▶ _Directive_
Copy each line of the data below with the word "MCTrader".

▶ _Dataset records_
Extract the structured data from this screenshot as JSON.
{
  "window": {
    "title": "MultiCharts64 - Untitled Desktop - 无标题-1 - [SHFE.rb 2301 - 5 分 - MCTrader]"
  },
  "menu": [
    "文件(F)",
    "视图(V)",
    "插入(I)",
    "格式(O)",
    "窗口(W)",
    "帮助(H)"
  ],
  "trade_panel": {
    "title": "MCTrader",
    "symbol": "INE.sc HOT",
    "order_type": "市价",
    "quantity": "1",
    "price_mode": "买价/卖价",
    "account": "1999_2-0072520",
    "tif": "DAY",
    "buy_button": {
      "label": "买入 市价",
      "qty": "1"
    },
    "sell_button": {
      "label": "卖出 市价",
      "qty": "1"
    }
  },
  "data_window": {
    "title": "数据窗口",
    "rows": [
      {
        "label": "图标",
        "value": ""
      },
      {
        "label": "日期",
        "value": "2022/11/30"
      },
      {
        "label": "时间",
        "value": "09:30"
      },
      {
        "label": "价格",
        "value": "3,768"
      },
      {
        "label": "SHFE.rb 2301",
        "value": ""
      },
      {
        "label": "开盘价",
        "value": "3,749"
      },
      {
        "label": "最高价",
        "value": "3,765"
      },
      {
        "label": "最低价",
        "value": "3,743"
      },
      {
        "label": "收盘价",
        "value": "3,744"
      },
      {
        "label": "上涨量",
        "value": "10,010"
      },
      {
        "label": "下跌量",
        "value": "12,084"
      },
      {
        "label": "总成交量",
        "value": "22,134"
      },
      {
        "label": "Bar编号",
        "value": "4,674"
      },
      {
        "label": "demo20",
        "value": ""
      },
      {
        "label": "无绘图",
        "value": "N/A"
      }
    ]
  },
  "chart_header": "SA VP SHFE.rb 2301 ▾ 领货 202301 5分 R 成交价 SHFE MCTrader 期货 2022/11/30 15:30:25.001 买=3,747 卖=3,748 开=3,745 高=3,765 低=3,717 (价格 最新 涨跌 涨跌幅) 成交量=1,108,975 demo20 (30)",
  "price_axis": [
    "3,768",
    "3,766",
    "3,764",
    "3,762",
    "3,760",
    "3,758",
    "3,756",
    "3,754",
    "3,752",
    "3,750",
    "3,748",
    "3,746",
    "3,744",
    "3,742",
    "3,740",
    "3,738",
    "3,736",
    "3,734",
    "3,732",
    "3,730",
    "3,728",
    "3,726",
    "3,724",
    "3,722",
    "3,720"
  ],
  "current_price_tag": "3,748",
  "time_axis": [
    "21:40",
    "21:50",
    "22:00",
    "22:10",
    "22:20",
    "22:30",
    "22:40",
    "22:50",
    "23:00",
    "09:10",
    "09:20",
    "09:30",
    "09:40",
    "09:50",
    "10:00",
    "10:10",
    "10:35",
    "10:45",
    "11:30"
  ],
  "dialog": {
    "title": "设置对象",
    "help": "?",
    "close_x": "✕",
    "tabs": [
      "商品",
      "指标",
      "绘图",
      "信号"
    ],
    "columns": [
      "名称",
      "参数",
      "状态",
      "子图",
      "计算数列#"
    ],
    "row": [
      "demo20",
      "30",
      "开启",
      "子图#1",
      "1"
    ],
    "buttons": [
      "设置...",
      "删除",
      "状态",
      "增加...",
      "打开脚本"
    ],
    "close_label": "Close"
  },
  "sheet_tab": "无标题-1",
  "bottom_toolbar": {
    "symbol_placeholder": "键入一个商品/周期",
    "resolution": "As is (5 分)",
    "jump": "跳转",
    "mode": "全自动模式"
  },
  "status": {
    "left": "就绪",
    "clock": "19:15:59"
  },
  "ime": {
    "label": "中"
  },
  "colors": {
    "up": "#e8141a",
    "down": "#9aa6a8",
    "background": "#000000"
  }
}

▶ _Result below_
    "title": "MultiCharts64 - Untitled Desktop - 无标题-1 - [SHFE.rb 2301 - 5 分 - MCTrader]"
    "title": "MCTrader",
  "chart_header": "SA VP SHFE.rb 2301 ▾ 领货 202301 5分 R 成交价 SHFE MCTrader 期货 2022/11/30 15:30:25.001 买=3,747 卖=3,748 开=3,745 高=3,765 低=3,717 (价格 最新 涨跌 涨跌幅) 成交量=1,108,975 demo20 (30)",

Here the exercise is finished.